SUPPLIED RECORDS =>
---

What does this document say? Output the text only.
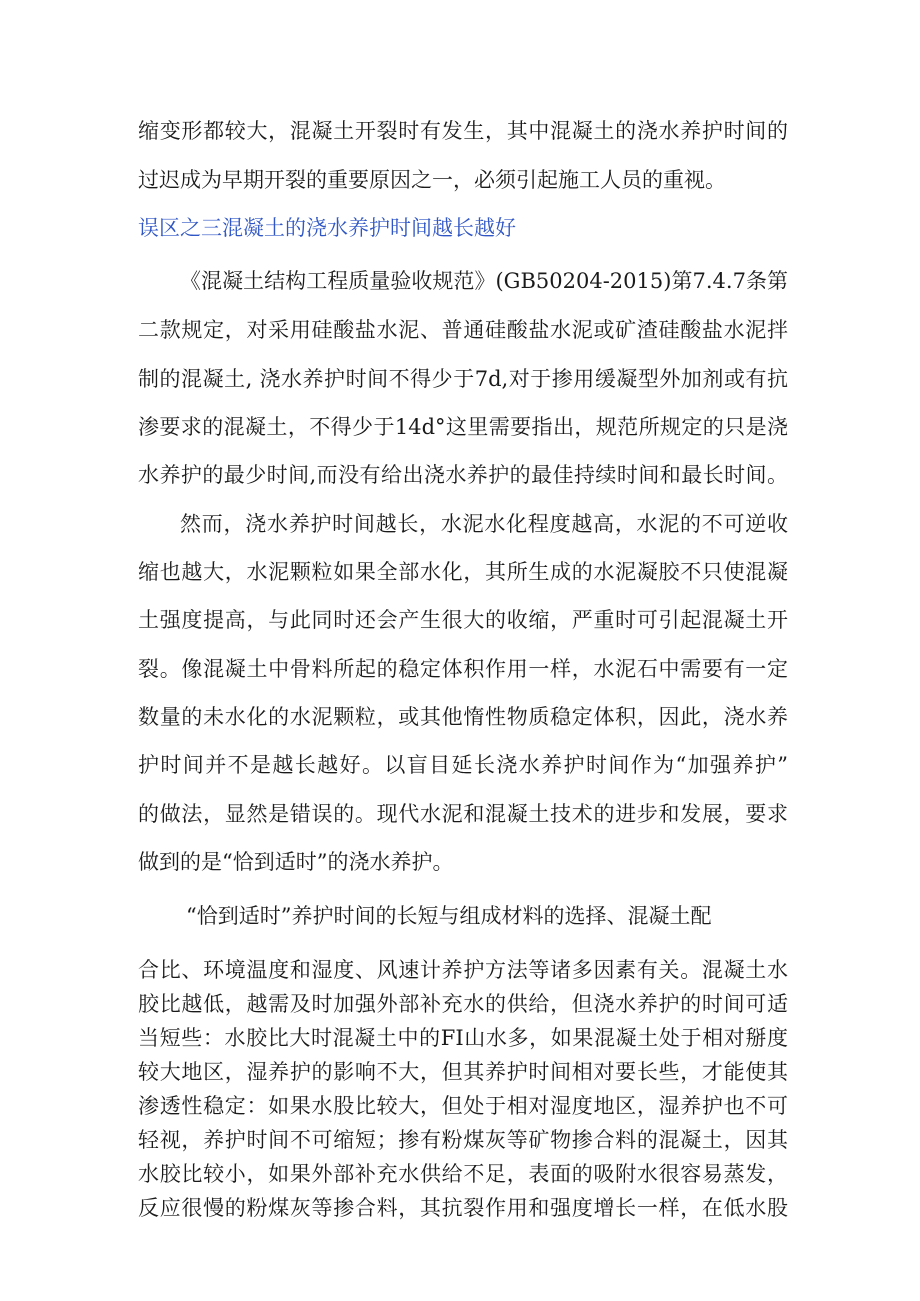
缩变形都较大，混凝土开裂时有发生，其中混凝土的浇水养护时间的
过迟成为早期开裂的重要原因之一，必须引起施工人员的重视。
误区之三混凝土的浇水养护时间越长越好
《混凝土结构工程质量验收规范》(GB50204-2015)第7.4.7条第
二款规定，对采用硅酸盐水泥、普通硅酸盐水泥或矿渣硅酸盐水泥拌
制的混凝土, 浇水养护时间不得少于7d,对于掺用缓凝型外加剂或有抗
渗要求的混凝土，不得少于14d°这里需要指出，规范所规定的只是浇
水养护的最少时间,而没有给出浇水养护的最佳持续时间和最长时间。
然而，浇水养护时间越长，水泥水化程度越高，水泥的不可逆收
缩也越大，水泥颗粒如果全部水化，其所生成的水泥凝胶不只使混凝
土强度提高，与此同时还会产生很大的收缩，严重时可引起混凝土开
裂。像混凝土中骨料所起的稳定体积作用一样，水泥石中需要有一定
数量的未水化的水泥颗粒，或其他惰性物质稳定体积，因此，浇水养
护时间并不是越长越好。以盲目延长浇水养护时间作为“加强养护”
的做法，显然是错误的。现代水泥和混凝土技术的进步和发展，要求
做到的是“恰到适时”的浇水养护。
“恰到适时”养护时间的长短与组成材料的选择、混凝土配
合比、环境温度和湿度、风速计养护方法等诸多因素有关。混凝土水
胶比越低，越需及时加强外部补充水的供给，但浇水养护的时间可适
当短些：水胶比大时混凝土中的FI山水多，如果混凝土处于相对掰度
较大地区，湿养护的影响不大，但其养护时间相对要长些，才能使其
渗透性稳定：如果水股比较大，但处于相对湿度地区，湿养护也不可
轻视，养护时间不可缩短；掺有粉煤灰等矿物掺合料的混凝土，因其
水胶比较小，如果外部补充水供给不足，表面的吸附水很容易蒸发，
反应很慢的粉煤灰等掺合料，其抗裂作用和强度增长一样，在低水股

---

PROMPT => Every entry above is to be set down exactly; the pictures are to be left out.

EXERCISE OUTPUT =>
What does this document say? Output the text only.
缩变形都较大，混凝土开裂时有发生，其中混凝土的浇水养护时间的
过迟成为早期开裂的重要原因之一，必须引起施工人员的重视。
误区之三混凝土的浇水养护时间越长越好
《混凝土结构工程质量验收规范》(GB50204-2015)第7.4.7条第
二款规定，对采用硅酸盐水泥、普通硅酸盐水泥或矿渣硅酸盐水泥拌
制的混凝土, 浇水养护时间不得少于7d,对于掺用缓凝型外加剂或有抗
渗要求的混凝土，不得少于14d°这里需要指出，规范所规定的只是浇
水养护的最少时间,而没有给出浇水养护的最佳持续时间和最长时间。
然而，浇水养护时间越长，水泥水化程度越高，水泥的不可逆收
缩也越大，水泥颗粒如果全部水化，其所生成的水泥凝胶不只使混凝
土强度提高，与此同时还会产生很大的收缩，严重时可引起混凝土开
裂。像混凝土中骨料所起的稳定体积作用一样，水泥石中需要有一定
数量的未水化的水泥颗粒，或其他惰性物质稳定体积，因此，浇水养
护时间并不是越长越好。以盲目延长浇水养护时间作为“加强养护”
的做法，显然是错误的。现代水泥和混凝土技术的进步和发展，要求
做到的是“恰到适时”的浇水养护。
“恰到适时”养护时间的长短与组成材料的选择、混凝土配
合比、环境温度和湿度、风速计养护方法等诸多因素有关。混凝土水
胶比越低，越需及时加强外部补充水的供给，但浇水养护的时间可适
当短些：水胶比大时混凝土中的FI山水多，如果混凝土处于相对掰度
较大地区，湿养护的影响不大，但其养护时间相对要长些，才能使其
渗透性稳定：如果水股比较大，但处于相对湿度地区，湿养护也不可
轻视，养护时间不可缩短；掺有粉煤灰等矿物掺合料的混凝土，因其
水胶比较小，如果外部补充水供给不足，表面的吸附水很容易蒸发，
反应很慢的粉煤灰等掺合料，其抗裂作用和强度增长一样，在低水股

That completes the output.